#### Short exercise:
Find how many lines in the data below mention "образование". Give the number only.

(Extracted records)
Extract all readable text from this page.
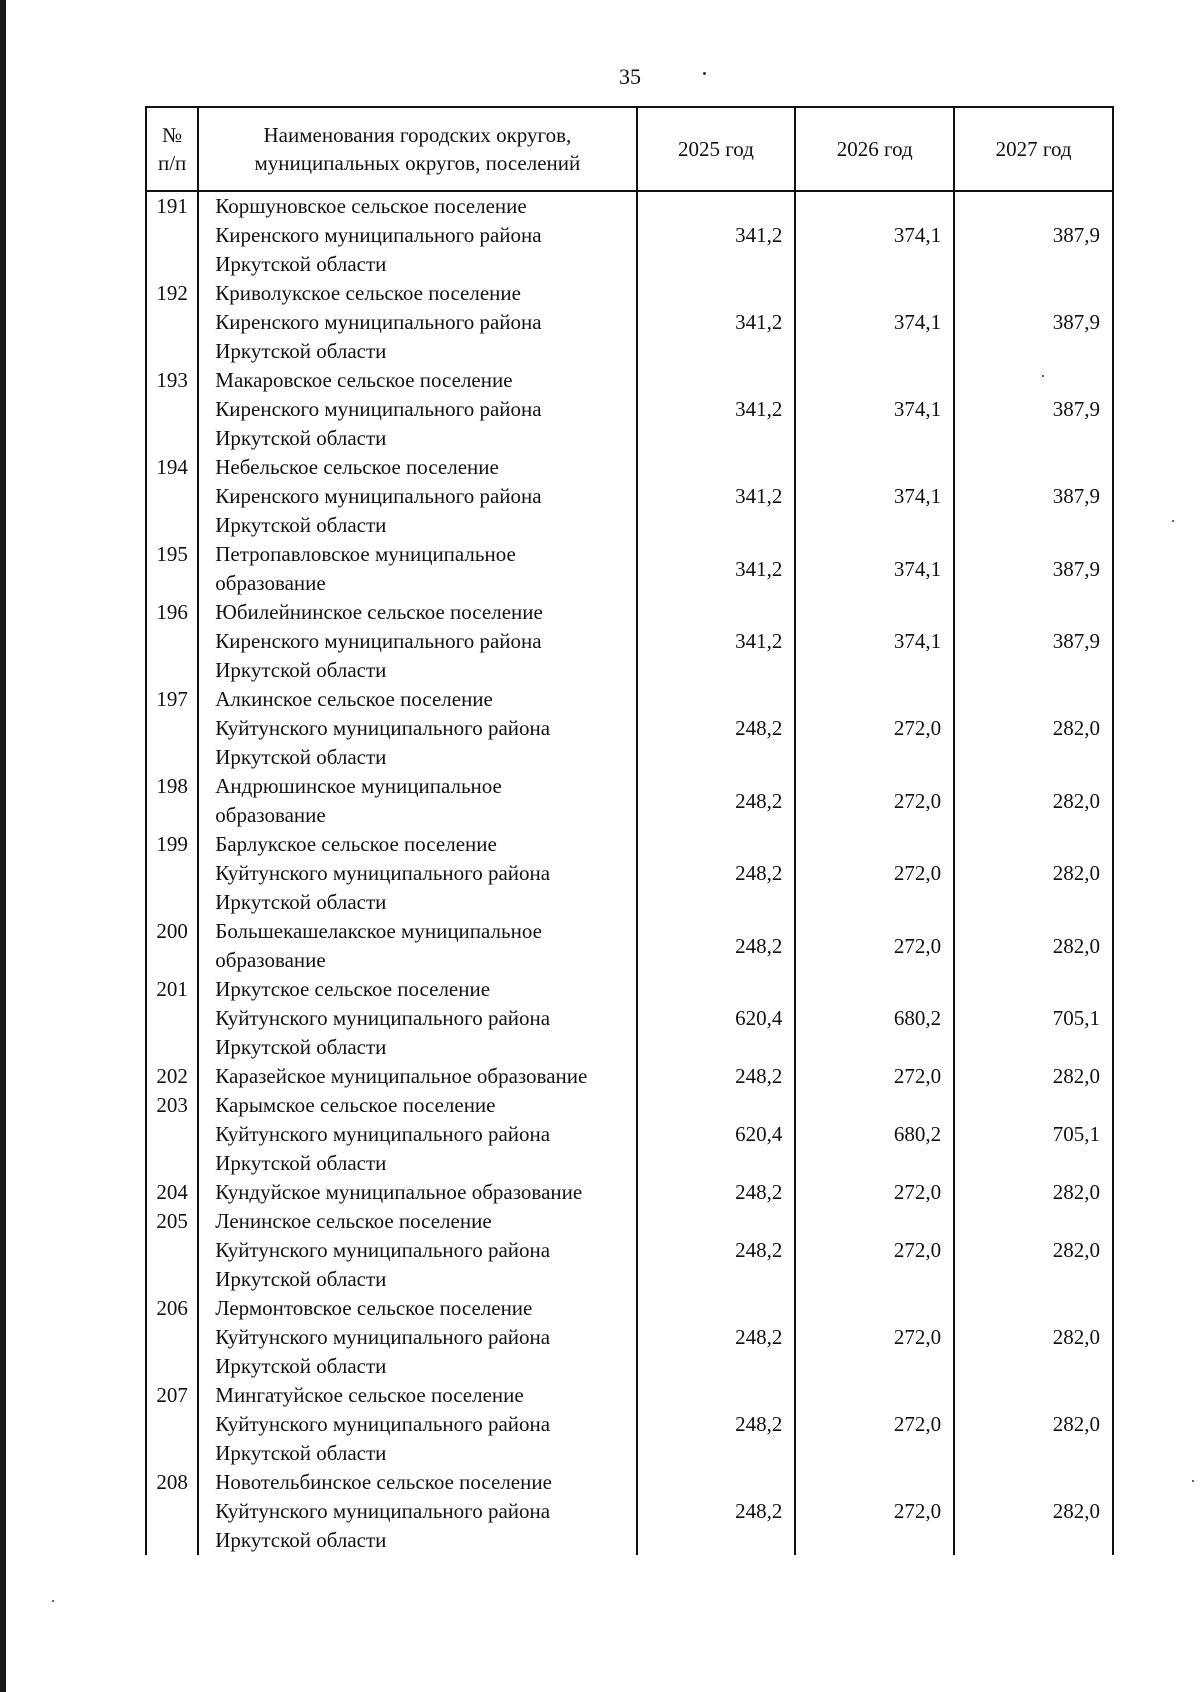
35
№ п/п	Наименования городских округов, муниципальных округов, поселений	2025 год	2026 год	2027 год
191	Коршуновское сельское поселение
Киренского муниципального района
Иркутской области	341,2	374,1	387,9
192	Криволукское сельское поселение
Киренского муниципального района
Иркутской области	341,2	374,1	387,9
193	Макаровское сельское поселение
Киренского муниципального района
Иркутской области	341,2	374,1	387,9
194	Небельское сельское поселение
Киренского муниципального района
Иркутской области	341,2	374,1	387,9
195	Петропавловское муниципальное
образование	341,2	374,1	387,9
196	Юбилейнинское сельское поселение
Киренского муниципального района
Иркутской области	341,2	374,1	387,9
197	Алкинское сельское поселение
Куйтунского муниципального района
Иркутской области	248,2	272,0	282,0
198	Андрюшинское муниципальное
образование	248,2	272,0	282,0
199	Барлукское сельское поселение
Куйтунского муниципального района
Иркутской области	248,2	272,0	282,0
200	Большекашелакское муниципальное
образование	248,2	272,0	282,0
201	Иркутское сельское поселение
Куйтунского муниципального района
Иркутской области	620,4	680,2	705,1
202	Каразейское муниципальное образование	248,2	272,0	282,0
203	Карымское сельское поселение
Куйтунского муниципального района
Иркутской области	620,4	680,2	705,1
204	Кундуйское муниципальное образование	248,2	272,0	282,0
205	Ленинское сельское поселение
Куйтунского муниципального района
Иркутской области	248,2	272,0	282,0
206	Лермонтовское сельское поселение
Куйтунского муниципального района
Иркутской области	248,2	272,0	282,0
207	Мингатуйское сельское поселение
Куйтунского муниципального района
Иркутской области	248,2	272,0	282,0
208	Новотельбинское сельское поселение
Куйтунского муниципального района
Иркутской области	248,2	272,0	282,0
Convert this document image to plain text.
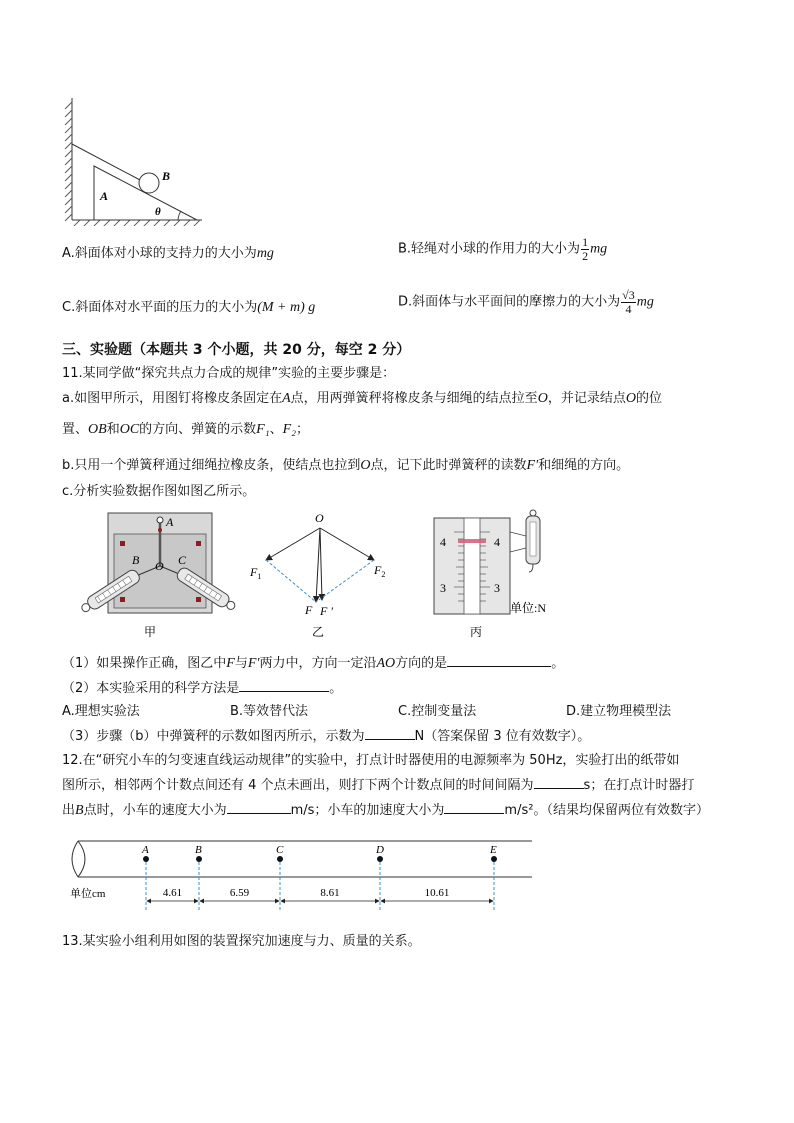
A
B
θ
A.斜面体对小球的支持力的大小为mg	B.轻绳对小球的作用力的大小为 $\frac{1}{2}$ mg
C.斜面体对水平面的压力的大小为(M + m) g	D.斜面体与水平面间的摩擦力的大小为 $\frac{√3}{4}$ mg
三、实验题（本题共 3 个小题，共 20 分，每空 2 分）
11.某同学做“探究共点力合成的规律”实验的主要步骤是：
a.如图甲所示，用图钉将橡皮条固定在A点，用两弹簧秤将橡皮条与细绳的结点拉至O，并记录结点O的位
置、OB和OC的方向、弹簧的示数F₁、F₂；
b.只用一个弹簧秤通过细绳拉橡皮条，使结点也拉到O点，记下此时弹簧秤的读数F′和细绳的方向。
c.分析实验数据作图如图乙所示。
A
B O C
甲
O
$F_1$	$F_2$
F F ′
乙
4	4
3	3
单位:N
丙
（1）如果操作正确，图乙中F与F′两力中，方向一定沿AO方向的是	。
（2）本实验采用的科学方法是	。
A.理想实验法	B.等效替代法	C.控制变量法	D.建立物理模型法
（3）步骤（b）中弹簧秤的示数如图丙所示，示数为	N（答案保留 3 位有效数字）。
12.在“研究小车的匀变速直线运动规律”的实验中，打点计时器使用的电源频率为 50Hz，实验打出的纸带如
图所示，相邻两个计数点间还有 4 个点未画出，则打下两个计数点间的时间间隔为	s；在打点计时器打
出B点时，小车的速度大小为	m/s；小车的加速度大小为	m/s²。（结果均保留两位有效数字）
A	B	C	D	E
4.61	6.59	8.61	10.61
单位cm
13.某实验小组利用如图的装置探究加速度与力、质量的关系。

...

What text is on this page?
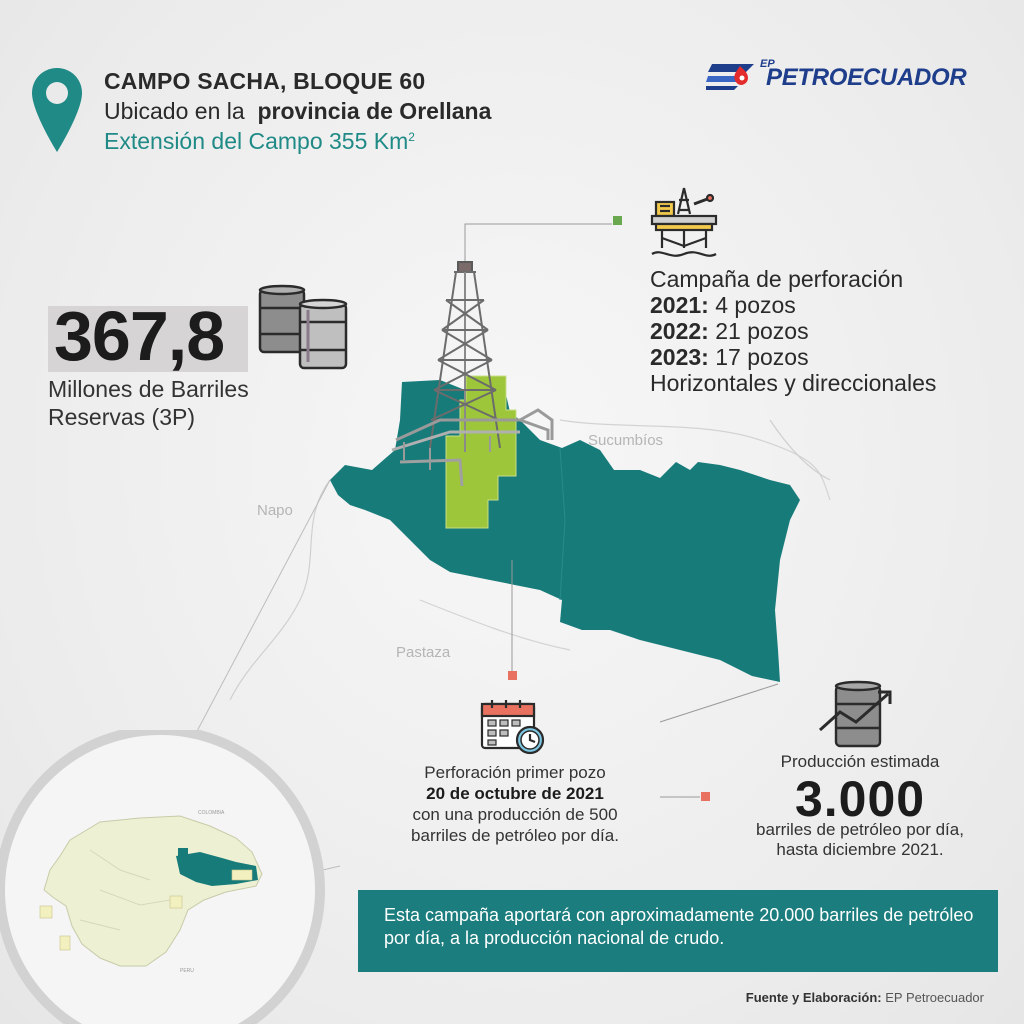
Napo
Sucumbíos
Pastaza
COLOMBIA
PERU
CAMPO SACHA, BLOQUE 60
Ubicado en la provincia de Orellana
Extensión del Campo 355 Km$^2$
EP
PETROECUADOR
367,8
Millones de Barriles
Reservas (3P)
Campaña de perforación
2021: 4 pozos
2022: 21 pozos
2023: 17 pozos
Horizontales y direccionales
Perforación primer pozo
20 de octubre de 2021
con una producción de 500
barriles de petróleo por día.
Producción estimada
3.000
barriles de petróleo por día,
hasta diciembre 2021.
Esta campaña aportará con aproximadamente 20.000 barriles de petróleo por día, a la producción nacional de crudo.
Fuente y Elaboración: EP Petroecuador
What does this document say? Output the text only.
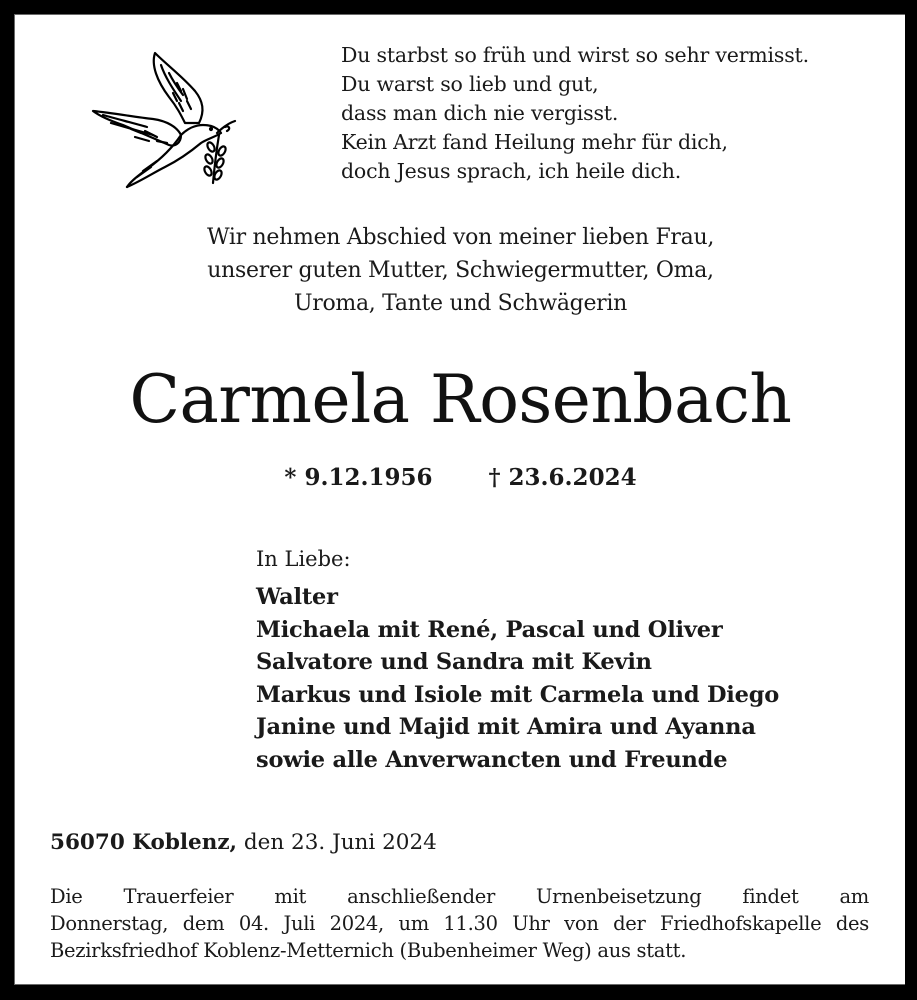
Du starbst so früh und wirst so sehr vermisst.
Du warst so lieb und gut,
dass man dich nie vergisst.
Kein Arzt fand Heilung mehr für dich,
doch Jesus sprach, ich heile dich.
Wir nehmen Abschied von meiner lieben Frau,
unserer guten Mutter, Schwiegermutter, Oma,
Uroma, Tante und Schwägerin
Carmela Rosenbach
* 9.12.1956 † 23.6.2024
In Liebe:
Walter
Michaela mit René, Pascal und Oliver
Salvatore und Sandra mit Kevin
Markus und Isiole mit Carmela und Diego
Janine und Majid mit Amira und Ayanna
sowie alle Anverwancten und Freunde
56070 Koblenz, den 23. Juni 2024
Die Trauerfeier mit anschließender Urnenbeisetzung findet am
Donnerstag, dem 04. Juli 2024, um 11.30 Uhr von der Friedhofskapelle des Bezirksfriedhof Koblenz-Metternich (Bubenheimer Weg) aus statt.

#### Answer to the exercise:
5